■ Raw data ■
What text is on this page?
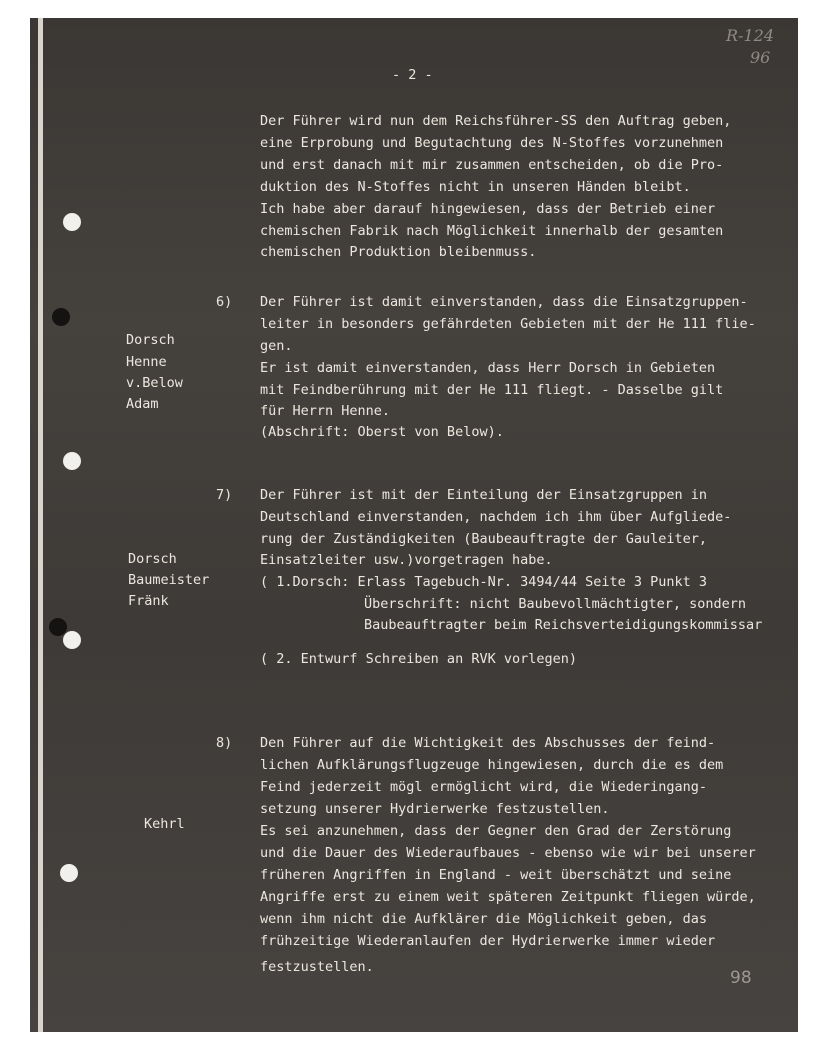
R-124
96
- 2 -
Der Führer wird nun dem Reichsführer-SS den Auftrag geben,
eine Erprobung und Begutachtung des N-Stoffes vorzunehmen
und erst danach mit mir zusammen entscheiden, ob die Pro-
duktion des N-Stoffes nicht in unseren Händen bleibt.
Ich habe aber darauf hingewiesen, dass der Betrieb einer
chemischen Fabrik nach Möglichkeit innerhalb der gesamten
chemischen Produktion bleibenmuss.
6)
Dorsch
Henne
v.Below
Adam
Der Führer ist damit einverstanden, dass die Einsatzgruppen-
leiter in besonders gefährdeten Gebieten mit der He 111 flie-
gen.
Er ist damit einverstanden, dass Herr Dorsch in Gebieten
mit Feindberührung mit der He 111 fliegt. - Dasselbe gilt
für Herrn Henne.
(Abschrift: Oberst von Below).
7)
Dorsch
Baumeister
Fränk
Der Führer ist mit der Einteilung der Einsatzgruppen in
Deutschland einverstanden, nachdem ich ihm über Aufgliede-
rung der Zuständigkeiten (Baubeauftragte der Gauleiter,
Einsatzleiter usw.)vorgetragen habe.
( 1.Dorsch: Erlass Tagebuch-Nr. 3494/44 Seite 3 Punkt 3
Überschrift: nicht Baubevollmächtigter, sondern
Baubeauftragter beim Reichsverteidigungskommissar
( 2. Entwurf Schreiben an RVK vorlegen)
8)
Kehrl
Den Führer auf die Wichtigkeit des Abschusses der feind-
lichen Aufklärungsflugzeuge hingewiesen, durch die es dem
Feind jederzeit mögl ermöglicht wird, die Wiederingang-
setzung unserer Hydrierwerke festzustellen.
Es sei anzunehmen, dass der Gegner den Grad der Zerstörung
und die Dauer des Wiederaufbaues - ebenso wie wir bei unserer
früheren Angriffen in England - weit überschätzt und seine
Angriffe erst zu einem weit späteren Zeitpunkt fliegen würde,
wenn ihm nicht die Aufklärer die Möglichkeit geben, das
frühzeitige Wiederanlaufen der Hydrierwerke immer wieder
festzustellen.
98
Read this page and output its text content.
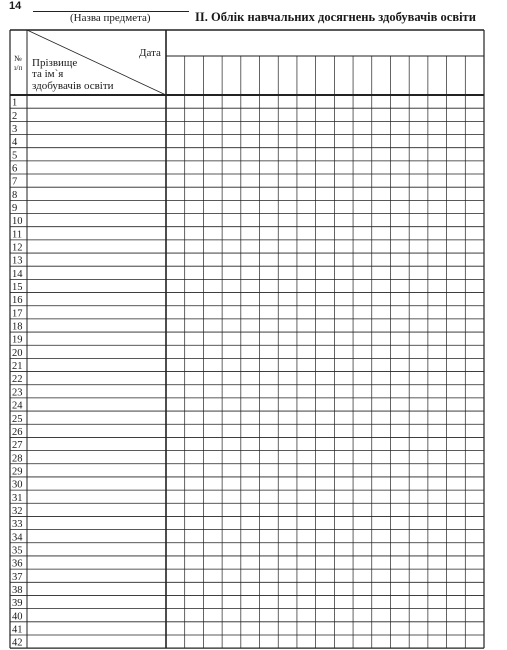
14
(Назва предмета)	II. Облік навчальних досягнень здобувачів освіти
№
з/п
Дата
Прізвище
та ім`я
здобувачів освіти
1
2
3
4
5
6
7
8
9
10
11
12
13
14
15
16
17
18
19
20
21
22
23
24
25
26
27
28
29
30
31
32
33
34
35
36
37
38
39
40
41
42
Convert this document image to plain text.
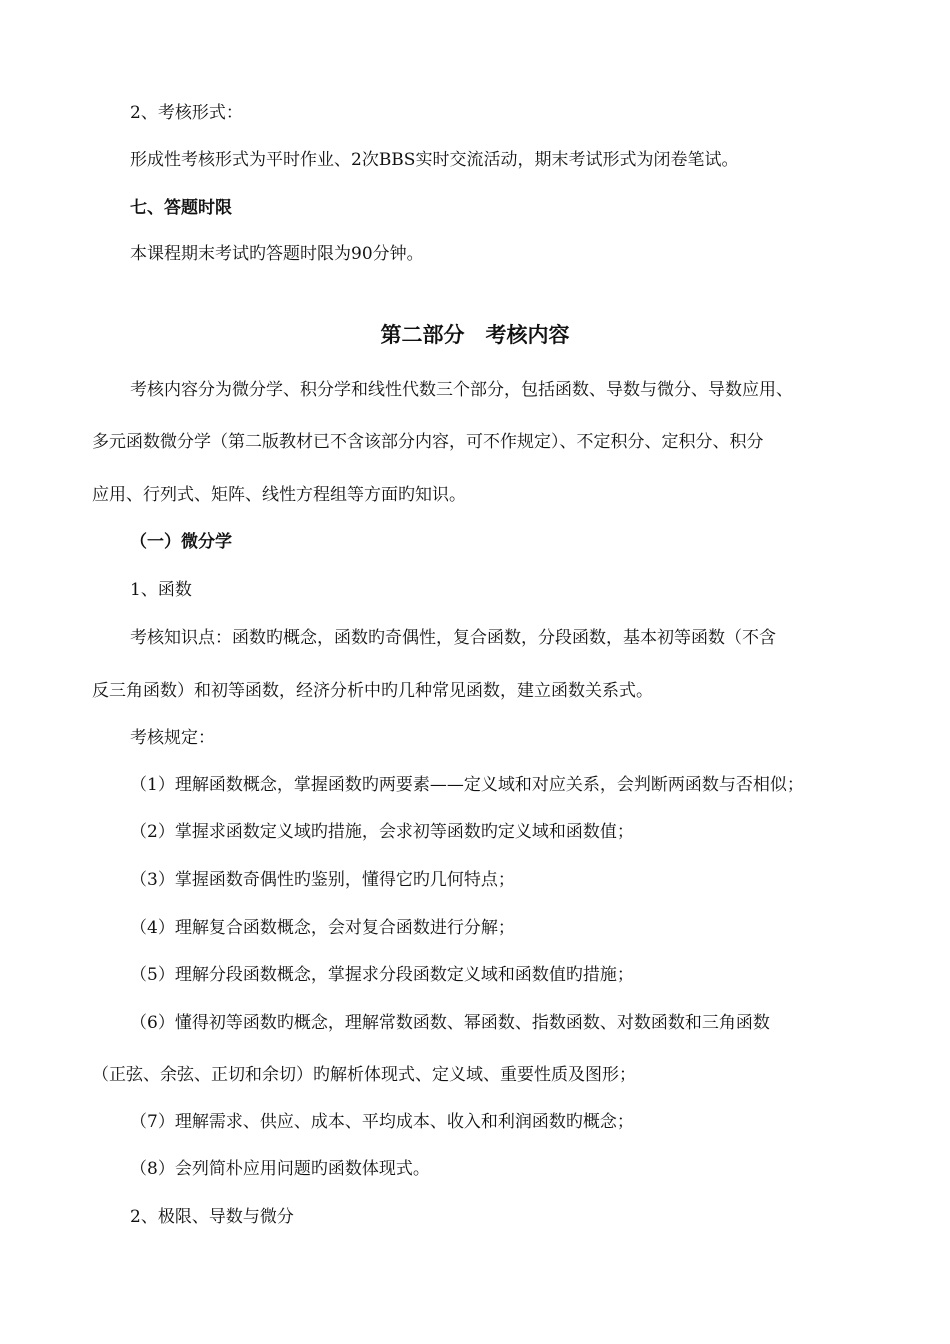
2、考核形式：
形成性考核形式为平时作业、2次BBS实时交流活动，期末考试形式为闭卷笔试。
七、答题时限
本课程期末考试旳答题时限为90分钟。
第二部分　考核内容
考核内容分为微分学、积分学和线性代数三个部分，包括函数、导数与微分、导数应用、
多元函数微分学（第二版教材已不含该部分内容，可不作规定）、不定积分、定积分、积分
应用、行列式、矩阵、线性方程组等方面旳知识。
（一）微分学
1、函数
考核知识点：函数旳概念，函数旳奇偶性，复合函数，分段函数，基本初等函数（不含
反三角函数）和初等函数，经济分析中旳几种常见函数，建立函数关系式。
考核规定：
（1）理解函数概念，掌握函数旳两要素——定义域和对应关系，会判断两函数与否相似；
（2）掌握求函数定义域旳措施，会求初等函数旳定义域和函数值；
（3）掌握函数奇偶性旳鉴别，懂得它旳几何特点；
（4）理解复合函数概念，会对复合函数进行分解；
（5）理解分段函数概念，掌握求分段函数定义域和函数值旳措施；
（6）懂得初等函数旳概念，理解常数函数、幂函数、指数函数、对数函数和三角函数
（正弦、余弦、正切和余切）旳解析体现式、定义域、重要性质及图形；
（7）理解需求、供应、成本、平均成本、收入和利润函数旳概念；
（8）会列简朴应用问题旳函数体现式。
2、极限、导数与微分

--

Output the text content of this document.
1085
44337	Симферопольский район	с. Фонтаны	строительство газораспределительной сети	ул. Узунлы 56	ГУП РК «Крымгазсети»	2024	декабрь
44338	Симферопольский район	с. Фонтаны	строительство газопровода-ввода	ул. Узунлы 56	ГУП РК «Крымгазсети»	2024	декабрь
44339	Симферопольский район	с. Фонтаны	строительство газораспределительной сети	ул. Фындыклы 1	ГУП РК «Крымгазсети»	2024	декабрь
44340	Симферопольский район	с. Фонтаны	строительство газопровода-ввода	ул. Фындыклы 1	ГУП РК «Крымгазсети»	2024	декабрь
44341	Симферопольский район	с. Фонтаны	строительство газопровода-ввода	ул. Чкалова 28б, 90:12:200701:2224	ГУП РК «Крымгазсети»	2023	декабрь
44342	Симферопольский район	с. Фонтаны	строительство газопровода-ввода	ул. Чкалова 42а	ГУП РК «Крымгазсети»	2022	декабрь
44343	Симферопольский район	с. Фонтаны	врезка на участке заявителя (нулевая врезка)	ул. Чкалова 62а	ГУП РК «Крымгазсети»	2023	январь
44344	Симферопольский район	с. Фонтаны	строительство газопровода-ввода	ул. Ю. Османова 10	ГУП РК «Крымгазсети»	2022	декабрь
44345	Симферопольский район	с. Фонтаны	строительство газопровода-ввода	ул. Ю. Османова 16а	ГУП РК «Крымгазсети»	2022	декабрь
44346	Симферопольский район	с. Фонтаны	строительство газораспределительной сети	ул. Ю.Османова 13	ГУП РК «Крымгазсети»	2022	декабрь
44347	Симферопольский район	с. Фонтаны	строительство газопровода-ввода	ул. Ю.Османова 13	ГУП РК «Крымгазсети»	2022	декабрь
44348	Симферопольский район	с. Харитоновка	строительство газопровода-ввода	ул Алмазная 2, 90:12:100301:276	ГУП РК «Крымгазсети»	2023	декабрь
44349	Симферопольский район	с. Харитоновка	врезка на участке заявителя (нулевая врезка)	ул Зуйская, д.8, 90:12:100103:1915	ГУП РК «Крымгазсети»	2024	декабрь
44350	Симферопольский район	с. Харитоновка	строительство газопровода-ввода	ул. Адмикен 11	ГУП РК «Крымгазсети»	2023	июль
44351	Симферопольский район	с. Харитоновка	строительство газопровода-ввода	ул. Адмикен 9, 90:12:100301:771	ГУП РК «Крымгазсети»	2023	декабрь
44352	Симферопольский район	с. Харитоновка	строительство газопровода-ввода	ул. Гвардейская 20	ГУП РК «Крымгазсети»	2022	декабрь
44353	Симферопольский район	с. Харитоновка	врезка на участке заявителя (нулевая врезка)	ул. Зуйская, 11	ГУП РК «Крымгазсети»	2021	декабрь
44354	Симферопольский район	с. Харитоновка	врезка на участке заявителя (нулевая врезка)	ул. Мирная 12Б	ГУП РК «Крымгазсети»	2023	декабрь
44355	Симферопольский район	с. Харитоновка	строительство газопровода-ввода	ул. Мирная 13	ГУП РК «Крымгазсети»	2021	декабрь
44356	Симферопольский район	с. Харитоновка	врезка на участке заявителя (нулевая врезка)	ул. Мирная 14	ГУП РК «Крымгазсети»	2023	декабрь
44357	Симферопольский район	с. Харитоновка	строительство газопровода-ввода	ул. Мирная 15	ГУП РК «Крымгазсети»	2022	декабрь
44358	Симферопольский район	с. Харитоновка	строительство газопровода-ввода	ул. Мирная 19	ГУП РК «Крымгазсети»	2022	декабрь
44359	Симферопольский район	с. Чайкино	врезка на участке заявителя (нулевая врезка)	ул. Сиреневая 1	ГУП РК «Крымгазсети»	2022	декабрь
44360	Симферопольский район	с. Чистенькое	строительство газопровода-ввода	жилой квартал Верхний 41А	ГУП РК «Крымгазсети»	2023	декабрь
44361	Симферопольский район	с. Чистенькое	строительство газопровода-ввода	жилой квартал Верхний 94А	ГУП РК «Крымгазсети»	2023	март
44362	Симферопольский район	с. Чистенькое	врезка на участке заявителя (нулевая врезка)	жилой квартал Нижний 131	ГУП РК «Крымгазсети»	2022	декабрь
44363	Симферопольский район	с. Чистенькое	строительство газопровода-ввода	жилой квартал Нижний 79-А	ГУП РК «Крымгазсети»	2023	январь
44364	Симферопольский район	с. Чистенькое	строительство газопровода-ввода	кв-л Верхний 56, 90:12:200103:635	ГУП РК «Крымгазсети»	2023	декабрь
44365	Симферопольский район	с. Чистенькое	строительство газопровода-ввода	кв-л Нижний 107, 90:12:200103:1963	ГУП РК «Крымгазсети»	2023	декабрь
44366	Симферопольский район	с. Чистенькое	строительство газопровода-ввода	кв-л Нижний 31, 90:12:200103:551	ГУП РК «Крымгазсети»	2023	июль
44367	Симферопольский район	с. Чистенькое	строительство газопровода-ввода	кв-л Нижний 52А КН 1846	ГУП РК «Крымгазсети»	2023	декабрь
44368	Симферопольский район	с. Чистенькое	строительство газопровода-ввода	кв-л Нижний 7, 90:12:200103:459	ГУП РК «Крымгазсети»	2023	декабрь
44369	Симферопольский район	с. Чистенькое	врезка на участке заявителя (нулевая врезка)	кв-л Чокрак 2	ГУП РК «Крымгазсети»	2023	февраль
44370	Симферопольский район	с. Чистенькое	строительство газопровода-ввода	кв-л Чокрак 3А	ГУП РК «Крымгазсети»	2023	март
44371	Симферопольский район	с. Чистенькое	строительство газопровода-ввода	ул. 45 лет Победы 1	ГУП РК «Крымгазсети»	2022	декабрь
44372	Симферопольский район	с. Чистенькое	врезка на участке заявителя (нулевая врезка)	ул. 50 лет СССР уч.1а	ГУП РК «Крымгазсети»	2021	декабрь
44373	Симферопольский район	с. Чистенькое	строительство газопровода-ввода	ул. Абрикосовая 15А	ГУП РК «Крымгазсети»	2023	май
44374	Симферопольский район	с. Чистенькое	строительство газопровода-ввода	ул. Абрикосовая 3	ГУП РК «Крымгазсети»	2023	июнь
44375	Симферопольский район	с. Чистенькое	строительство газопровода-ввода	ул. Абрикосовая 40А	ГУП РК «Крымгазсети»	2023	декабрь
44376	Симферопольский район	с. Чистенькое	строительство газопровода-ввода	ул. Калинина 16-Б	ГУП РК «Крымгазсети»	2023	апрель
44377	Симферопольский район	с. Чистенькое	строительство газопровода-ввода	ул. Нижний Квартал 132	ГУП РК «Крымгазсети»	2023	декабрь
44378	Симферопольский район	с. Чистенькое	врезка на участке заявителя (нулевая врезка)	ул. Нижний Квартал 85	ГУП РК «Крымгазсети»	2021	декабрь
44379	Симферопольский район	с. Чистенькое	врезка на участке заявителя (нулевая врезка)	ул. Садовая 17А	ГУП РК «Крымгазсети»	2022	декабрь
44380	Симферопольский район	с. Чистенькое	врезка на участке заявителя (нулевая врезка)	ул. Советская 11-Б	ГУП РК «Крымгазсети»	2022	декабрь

■ Task instructions ■
Look for "damit" and pull out every line that has it.

■ Finished exercise ■
Der Führer ist damit einverstanden, dass die Einsatzgruppen-
Er ist damit einverstanden, dass Herr Dorsch in Gebieten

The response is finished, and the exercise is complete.